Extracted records
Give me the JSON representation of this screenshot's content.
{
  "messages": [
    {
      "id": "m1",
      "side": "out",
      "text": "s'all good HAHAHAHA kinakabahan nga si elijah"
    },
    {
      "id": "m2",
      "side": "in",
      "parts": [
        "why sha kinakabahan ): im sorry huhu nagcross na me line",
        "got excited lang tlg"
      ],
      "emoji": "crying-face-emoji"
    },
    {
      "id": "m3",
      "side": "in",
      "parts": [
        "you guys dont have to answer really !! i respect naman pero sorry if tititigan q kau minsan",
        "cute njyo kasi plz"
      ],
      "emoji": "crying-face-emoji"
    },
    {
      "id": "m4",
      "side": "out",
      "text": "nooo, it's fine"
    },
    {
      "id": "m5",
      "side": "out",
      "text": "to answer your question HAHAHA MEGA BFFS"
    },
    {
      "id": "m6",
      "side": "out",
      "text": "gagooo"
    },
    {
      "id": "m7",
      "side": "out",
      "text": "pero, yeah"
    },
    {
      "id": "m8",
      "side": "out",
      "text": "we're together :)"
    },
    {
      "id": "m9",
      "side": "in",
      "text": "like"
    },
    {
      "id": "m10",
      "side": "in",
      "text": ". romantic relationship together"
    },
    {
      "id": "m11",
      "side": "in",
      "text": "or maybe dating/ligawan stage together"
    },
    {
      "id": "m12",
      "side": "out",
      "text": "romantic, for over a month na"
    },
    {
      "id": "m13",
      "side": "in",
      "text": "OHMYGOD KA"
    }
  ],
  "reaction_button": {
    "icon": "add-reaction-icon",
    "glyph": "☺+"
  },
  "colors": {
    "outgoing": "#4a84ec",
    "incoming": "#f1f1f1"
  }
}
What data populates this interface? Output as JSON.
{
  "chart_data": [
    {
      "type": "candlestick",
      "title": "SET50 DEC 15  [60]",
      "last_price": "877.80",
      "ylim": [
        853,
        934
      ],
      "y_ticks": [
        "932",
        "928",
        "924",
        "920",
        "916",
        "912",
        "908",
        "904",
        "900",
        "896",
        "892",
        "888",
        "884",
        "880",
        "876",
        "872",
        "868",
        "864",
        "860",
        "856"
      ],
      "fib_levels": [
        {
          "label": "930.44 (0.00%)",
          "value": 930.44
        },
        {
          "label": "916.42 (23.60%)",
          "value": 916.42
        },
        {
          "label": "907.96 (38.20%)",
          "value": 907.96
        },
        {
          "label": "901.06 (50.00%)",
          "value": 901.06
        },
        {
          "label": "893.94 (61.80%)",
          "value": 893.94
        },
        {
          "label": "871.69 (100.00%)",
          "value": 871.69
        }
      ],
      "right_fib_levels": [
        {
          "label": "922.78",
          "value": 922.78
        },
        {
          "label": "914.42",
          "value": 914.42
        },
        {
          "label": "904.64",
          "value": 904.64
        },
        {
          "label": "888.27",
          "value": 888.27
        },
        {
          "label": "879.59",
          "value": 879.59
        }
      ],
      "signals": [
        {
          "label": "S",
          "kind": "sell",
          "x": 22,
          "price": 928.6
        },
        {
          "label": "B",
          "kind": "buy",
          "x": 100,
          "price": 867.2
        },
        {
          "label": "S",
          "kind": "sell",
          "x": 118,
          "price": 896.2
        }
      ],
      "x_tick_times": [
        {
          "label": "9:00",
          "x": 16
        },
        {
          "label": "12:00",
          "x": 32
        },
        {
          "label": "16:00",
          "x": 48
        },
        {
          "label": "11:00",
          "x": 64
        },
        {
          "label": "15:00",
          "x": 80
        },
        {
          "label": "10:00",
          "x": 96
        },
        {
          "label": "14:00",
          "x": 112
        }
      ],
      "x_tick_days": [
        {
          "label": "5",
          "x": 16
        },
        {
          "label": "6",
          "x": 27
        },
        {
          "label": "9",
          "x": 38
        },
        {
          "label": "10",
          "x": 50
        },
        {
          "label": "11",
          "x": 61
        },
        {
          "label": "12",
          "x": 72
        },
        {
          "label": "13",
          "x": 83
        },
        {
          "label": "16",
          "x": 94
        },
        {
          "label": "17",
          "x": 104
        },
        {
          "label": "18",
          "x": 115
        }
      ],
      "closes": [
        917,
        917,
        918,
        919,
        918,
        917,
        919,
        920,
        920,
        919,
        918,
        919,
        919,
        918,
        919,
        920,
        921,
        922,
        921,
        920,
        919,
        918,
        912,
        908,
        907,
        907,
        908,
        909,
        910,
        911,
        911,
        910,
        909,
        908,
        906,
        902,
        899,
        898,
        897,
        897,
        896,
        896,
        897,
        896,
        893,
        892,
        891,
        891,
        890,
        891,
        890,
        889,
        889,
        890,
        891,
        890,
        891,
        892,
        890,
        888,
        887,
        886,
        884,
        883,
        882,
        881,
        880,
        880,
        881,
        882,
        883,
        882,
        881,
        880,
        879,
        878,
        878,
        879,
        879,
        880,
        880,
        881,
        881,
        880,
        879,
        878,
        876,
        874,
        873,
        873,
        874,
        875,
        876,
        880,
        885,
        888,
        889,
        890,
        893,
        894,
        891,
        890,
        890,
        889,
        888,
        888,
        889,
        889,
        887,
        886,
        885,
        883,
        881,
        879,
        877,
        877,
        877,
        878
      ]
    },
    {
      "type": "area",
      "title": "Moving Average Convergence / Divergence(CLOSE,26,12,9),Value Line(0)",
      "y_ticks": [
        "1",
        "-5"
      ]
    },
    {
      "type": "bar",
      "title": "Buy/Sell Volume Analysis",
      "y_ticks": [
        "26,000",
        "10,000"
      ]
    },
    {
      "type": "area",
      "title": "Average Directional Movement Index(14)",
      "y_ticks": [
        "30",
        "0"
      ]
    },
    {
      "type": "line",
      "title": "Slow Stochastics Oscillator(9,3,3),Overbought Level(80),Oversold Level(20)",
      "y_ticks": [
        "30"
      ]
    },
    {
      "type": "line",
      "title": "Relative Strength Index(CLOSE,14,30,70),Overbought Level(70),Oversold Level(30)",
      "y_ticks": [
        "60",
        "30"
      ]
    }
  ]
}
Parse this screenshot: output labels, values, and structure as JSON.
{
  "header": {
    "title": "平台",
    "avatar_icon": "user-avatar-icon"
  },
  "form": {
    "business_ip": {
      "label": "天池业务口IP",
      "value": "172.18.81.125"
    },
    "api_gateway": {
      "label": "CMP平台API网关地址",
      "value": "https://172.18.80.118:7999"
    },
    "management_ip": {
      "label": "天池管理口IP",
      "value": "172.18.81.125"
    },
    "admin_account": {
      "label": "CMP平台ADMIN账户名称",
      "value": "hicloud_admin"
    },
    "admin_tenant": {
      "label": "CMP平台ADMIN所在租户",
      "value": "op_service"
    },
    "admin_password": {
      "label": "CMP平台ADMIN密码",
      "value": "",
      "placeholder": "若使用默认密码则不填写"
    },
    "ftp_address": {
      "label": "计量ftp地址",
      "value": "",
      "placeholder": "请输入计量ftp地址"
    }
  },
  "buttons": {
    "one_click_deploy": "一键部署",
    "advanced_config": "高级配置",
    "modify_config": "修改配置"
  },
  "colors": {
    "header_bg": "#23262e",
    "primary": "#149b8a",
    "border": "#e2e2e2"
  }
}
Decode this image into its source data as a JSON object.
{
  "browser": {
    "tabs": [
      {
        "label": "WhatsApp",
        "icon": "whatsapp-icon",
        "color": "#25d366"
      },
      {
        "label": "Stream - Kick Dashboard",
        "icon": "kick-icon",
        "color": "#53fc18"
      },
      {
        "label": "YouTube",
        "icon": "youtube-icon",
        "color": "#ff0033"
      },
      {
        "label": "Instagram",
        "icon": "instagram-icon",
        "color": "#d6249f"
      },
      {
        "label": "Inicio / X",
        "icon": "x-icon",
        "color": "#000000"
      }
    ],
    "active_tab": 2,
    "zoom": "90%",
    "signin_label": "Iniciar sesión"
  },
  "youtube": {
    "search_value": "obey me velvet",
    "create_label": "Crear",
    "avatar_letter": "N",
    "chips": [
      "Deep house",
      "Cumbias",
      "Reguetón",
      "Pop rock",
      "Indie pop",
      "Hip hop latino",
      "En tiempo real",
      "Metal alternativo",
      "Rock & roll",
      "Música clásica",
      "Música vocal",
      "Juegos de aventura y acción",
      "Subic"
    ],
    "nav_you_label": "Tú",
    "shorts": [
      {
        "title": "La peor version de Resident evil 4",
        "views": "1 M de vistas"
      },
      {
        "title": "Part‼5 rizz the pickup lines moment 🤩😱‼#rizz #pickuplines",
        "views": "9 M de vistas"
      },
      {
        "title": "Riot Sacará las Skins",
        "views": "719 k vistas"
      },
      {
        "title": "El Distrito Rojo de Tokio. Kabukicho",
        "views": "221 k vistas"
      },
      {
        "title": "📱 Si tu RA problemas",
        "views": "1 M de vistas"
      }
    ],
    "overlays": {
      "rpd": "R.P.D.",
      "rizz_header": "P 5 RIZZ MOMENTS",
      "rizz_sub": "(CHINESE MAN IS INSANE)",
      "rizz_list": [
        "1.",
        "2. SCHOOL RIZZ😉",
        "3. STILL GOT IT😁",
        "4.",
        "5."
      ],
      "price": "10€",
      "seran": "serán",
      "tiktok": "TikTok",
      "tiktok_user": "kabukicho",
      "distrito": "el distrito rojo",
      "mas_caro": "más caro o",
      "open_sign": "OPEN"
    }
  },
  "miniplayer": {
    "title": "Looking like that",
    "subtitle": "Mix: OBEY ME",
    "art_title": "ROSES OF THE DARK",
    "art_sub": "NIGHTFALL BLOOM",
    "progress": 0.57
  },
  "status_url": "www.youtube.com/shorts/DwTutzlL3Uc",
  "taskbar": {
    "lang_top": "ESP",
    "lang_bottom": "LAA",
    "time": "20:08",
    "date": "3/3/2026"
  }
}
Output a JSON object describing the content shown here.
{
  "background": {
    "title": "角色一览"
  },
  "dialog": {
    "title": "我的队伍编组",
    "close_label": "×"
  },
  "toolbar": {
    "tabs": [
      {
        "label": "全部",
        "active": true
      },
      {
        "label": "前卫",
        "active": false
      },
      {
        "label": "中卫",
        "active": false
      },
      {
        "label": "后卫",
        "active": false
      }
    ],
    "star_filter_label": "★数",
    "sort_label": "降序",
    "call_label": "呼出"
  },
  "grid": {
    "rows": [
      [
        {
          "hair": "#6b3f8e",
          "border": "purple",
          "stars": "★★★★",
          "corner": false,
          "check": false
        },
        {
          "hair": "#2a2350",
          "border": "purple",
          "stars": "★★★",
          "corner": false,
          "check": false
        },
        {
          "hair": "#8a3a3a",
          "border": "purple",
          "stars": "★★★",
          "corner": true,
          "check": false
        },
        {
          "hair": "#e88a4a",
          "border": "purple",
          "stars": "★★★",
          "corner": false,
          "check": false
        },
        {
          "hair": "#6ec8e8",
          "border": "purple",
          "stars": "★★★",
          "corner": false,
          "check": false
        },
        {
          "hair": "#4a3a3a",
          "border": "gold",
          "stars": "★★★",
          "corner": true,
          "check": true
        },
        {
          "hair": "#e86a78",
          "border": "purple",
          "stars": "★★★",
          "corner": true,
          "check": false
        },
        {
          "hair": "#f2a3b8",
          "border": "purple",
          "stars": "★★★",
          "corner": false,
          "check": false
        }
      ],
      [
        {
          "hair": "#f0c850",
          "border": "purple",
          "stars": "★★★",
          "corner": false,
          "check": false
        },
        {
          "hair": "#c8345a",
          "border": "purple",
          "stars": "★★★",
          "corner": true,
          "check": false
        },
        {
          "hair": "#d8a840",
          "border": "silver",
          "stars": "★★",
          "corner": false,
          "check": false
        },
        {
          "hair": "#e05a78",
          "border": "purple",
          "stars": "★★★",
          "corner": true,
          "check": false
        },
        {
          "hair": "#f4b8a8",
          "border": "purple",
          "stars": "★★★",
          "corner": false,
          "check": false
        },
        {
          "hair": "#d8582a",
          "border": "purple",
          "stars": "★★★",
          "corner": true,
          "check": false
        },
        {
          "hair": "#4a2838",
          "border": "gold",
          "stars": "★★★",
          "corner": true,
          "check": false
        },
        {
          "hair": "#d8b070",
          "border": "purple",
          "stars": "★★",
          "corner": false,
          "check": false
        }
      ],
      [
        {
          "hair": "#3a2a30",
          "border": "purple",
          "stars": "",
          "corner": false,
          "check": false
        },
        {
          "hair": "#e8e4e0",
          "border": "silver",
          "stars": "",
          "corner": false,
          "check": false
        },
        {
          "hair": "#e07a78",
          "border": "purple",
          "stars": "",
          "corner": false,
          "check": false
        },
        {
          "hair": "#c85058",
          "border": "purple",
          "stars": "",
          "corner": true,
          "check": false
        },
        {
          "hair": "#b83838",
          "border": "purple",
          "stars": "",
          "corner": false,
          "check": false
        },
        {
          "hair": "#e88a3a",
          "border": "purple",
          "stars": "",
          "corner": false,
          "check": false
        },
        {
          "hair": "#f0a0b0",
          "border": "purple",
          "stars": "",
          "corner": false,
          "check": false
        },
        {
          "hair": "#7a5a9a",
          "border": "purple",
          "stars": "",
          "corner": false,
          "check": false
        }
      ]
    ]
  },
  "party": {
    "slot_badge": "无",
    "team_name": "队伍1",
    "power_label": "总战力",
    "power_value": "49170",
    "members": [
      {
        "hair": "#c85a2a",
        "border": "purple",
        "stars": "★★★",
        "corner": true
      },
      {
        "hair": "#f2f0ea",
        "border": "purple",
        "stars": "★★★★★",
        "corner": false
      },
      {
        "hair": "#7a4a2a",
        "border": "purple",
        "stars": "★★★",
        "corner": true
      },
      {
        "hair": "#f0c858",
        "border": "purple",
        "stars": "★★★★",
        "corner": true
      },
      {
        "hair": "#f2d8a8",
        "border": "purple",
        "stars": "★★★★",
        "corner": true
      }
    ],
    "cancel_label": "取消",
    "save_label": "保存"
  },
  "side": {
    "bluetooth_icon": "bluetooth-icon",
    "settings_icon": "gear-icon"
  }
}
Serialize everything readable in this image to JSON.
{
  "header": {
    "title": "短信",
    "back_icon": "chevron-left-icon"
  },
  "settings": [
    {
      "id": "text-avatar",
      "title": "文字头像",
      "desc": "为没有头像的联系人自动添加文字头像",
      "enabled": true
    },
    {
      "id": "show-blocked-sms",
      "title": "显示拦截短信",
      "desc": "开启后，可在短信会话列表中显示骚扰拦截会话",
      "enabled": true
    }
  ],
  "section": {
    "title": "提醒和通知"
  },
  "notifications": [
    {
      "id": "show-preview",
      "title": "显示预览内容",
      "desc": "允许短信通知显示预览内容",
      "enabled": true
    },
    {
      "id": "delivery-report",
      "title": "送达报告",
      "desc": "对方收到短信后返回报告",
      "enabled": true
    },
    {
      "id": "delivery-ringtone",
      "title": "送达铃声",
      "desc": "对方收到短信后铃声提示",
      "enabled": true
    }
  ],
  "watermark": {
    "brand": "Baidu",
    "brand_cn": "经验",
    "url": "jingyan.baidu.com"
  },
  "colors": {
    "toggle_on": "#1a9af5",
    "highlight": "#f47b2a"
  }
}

# What you have to do
How many lines in the listing contain "Overbought"? Answer with the number alone.

# The output
2